-- START OF Data extract --
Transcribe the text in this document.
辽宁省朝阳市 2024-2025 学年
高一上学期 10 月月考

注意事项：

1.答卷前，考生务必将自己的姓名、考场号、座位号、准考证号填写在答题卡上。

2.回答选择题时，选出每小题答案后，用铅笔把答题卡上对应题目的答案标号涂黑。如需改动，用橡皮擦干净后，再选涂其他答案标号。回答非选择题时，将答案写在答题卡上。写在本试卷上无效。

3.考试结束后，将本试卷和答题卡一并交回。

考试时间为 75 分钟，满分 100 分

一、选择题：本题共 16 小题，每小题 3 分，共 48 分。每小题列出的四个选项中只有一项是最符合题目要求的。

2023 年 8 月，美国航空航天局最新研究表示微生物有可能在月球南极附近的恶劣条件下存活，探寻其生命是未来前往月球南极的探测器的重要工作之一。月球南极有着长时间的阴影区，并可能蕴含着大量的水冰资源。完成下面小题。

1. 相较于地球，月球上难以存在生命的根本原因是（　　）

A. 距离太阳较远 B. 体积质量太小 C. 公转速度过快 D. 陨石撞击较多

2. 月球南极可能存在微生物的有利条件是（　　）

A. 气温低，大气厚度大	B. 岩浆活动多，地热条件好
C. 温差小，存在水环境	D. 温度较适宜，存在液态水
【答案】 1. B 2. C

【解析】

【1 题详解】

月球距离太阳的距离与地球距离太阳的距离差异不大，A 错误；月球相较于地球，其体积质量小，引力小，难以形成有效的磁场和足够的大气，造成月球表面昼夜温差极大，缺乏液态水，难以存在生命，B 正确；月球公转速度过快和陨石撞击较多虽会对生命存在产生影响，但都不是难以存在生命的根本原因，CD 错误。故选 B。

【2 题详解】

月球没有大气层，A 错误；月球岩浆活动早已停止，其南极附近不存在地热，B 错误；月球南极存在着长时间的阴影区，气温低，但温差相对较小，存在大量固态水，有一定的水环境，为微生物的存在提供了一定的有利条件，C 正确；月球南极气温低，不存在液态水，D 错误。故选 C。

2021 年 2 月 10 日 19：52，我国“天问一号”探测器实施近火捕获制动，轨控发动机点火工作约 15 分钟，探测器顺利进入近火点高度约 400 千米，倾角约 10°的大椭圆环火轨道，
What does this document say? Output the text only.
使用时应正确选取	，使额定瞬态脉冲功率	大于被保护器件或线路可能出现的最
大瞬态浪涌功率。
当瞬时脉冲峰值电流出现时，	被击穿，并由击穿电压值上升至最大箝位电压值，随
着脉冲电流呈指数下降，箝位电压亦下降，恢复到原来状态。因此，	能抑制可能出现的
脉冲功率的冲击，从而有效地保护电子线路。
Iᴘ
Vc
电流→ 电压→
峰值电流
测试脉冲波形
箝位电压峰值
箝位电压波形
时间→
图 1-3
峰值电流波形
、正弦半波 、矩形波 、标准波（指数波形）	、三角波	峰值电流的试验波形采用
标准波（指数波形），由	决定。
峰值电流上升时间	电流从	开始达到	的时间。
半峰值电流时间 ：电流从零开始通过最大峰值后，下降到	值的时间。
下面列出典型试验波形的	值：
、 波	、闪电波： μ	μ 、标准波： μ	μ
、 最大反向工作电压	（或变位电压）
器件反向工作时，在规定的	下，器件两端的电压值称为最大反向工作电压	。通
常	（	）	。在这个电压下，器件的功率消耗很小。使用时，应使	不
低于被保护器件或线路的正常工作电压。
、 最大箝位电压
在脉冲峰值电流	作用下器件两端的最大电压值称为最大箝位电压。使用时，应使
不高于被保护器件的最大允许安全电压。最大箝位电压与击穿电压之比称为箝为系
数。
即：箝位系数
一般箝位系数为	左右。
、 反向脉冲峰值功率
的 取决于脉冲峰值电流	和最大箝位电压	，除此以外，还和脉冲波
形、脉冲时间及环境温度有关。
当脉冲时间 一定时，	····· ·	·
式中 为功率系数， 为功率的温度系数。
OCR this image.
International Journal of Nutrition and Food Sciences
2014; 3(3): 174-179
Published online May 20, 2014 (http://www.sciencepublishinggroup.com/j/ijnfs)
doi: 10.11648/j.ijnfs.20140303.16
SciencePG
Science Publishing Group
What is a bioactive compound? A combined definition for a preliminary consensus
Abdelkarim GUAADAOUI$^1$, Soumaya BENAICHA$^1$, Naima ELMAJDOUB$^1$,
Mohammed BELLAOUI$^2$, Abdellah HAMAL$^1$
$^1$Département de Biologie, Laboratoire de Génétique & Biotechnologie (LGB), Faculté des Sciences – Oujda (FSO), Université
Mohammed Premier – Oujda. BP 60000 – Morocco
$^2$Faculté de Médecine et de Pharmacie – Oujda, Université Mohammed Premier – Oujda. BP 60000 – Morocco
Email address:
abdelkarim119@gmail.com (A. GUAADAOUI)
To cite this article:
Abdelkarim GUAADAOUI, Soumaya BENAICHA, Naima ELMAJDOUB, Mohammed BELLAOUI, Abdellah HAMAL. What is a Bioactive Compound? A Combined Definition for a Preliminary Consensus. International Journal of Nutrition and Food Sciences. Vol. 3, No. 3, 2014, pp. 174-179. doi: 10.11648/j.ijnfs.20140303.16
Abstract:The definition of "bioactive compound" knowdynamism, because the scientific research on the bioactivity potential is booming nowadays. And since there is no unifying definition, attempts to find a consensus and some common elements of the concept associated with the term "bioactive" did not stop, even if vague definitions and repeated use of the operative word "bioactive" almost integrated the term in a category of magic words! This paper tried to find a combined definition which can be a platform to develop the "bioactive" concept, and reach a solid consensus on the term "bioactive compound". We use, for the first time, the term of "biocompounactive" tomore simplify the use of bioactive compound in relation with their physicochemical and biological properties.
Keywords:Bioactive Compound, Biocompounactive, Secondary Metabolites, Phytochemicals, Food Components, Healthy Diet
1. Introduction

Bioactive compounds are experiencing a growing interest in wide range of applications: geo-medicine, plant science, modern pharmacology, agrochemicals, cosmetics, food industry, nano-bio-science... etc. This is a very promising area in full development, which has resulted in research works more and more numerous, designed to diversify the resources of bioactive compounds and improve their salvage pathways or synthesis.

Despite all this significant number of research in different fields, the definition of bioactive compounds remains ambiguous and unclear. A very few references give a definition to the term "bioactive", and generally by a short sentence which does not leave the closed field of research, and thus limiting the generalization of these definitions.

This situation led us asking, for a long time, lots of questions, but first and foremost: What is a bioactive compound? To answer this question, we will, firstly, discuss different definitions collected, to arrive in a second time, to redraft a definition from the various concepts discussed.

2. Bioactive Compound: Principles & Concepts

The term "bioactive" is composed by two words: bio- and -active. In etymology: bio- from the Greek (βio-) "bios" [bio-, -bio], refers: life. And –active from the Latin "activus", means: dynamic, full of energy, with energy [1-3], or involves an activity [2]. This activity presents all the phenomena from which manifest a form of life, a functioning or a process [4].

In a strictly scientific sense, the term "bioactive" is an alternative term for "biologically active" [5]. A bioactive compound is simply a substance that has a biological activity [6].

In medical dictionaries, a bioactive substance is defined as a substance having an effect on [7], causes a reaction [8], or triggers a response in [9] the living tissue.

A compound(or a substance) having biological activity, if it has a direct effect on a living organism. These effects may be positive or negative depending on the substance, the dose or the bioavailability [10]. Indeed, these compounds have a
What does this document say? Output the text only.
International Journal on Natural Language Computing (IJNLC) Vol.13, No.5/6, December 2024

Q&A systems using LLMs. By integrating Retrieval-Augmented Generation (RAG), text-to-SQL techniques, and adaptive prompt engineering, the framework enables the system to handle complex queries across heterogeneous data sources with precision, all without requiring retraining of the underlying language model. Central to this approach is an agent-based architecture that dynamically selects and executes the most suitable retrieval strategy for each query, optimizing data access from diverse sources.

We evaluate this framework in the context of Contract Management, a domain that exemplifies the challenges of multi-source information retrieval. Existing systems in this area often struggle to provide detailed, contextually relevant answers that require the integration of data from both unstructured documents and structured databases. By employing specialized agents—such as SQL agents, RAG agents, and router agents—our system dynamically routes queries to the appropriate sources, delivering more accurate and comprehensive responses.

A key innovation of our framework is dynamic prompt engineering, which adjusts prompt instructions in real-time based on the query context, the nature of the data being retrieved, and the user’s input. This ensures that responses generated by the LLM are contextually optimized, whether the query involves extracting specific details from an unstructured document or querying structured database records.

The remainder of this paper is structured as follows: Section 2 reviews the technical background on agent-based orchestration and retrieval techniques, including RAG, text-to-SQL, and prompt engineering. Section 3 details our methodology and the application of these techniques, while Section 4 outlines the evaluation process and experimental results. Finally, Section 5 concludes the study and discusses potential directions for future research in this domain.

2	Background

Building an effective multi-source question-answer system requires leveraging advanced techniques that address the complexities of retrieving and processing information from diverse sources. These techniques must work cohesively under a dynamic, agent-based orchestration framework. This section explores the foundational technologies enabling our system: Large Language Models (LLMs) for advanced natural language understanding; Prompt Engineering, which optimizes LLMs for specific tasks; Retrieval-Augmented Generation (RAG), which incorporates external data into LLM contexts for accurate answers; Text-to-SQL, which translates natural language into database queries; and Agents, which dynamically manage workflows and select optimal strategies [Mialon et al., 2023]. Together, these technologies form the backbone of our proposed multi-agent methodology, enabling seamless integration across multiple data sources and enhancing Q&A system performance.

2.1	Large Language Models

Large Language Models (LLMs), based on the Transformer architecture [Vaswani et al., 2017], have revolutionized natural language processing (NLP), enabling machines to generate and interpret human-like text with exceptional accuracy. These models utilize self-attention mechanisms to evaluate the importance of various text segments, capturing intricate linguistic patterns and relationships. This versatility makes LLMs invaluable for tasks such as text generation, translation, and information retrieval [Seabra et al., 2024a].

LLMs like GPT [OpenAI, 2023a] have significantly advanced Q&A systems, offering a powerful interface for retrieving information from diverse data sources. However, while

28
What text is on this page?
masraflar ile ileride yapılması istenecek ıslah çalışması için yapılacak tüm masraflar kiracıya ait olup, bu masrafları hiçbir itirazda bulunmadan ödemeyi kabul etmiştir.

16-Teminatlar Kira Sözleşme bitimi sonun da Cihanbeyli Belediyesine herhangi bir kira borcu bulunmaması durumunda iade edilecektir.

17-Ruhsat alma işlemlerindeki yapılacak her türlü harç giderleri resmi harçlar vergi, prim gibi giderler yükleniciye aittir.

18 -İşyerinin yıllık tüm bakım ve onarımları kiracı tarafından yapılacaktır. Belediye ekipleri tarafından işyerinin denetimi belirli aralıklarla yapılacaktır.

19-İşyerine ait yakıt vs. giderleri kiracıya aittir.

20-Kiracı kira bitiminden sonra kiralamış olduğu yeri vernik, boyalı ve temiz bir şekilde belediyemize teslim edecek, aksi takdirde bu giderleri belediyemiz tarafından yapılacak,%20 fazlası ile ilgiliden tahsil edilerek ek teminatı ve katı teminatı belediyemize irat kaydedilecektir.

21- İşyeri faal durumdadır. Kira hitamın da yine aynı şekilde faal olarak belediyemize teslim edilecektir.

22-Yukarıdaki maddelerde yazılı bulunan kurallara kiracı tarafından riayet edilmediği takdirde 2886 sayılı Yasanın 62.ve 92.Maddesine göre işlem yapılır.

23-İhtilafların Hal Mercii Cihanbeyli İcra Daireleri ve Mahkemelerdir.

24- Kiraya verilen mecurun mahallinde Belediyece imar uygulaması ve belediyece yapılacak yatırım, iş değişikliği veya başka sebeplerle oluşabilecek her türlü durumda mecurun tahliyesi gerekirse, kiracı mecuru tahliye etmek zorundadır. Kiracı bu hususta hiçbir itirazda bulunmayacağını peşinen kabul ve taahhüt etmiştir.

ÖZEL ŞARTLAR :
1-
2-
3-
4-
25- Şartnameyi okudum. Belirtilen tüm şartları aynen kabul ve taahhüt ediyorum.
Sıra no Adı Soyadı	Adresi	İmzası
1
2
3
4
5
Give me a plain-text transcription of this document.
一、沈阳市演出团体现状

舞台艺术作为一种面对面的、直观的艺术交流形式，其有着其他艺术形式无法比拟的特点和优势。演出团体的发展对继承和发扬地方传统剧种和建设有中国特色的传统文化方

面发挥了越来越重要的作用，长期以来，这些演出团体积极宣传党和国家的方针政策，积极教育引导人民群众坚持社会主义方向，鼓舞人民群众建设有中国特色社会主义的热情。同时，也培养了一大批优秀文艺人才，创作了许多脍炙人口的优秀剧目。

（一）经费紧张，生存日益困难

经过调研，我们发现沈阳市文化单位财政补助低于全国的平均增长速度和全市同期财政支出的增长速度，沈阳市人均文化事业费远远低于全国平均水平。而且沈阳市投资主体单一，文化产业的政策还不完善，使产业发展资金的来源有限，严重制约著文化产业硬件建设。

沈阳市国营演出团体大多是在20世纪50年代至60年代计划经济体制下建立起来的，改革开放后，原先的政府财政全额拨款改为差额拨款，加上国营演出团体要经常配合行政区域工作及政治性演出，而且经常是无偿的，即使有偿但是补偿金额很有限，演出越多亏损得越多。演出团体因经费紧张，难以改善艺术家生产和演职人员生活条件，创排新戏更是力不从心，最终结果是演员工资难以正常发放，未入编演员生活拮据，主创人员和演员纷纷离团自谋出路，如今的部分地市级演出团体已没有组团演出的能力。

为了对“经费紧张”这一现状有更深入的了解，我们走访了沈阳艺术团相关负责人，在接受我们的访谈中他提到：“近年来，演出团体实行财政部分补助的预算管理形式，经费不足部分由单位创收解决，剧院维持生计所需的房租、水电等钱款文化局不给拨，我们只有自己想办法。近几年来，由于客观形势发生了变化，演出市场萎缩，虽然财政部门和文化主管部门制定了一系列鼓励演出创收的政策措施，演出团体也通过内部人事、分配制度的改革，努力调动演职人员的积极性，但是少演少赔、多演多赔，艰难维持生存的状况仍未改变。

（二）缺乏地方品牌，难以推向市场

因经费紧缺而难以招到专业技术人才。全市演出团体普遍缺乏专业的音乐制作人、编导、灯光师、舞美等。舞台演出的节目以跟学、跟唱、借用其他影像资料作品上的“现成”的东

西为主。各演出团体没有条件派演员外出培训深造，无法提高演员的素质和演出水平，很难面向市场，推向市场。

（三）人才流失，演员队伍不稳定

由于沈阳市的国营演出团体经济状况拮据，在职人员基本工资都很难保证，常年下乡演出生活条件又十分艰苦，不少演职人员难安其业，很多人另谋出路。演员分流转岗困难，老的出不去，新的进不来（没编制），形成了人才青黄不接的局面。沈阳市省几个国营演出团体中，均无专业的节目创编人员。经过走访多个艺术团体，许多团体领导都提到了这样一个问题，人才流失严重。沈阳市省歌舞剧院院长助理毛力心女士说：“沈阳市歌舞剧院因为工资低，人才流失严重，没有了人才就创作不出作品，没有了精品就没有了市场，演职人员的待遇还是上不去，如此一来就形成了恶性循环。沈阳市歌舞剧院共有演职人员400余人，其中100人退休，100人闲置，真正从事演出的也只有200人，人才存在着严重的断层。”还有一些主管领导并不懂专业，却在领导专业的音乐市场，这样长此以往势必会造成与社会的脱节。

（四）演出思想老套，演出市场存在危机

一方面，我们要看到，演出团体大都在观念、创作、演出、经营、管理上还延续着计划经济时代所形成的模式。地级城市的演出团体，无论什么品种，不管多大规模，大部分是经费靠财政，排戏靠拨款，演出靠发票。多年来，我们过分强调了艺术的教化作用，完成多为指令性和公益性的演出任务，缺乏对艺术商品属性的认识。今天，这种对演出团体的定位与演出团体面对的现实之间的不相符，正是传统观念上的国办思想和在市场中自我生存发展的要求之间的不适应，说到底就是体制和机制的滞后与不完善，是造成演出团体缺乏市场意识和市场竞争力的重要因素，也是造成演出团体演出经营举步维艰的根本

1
-- END OF Data extract --
■ Requirements ■
Return every line containing "etmiştir".

■ Complete answer ■
masraflar ile ileride yapılması istenecek ıslah çalışması için yapılacak tüm masraflar kiracıya ait olup, bu masrafları hiçbir itirazda bulunmadan ödemeyi kabul etmiştir.
24- Kiraya verilen mecurun mahallinde Belediyece imar uygulaması ve belediyece yapılacak yatırım, iş değişikliği veya başka sebeplerle oluşabilecek her türlü durumda mecurun tahliyesi gerekirse, kiracı mecuru tahliye etmek zorundadır. Kiracı bu hususta hiçbir itirazda bulunmayacağını peşinen kabul ve taahhüt etmiştir.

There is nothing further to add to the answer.